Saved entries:
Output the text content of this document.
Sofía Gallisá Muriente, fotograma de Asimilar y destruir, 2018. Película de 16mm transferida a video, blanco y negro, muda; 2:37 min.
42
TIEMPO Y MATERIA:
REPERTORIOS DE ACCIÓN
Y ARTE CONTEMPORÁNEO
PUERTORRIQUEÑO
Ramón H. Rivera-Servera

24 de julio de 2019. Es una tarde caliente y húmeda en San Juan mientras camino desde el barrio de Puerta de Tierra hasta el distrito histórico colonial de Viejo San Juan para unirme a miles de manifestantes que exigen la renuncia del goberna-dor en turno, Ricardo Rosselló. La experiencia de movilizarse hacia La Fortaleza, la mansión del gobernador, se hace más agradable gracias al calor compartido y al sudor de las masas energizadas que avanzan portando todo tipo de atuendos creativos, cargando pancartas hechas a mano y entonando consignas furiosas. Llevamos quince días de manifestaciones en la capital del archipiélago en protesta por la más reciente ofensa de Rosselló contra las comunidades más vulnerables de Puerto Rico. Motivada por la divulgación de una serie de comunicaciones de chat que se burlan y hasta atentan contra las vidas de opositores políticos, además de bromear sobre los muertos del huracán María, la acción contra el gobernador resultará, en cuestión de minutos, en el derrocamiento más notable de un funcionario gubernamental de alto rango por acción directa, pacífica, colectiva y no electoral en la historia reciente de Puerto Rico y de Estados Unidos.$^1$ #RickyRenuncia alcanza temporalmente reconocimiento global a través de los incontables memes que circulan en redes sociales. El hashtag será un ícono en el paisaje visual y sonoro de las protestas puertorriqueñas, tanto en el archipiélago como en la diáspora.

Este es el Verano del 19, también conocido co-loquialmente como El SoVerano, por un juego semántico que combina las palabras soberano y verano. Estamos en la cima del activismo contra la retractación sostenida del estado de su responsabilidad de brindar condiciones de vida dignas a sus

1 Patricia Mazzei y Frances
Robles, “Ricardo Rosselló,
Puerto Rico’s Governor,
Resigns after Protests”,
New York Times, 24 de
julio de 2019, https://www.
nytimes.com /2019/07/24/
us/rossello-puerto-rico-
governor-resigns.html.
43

### [Task instructions]
Your task is to collect every line above that contains the word "Rosselló".

### [Answer to this problem]
24 de julio de 2019. Es una tarde caliente y húmeda en San Juan mientras camino desde el barrio de Puerta de Tierra hasta el distrito histórico colonial de Viejo San Juan para unirme a miles de manifestantes que exigen la renuncia del goberna-dor en turno, Ricardo Rosselló. La experiencia de movilizarse hacia La Fortaleza, la mansión del gobernador, se hace más agradable gracias al calor compartido y al sudor de las masas energizadas que avanzan portando todo tipo de atuendos creativos, cargando pancartas hechas a mano y entonando consignas furiosas. Llevamos quince días de manifestaciones en la capital del archipiélago en protesta por la más reciente ofensa de Rosselló contra las comunidades más vulnerables de Puerto Rico. Motivada por la divulgación de una serie de comunicaciones de chat que se burlan y hasta atentan contra las vidas de opositores políticos, además de bromear sobre los muertos del huracán María, la acción contra el gobernador resultará, en cuestión de minutos, en el derrocamiento más notable de un funcionario gubernamental de alto rango por acción directa, pacífica, colectiva y no electoral en la historia reciente de Puerto Rico y de Estados Unidos.$^1$ #RickyRenuncia alcanza temporalmente reconocimiento global a través de los incontables memes que circulan en redes sociales. El hashtag será un ícono en el paisaje visual y sonoro de las protestas puertorriqueñas, tanto en el archipiélago como en la diáspora.
Robles, “Ricardo Rosselló,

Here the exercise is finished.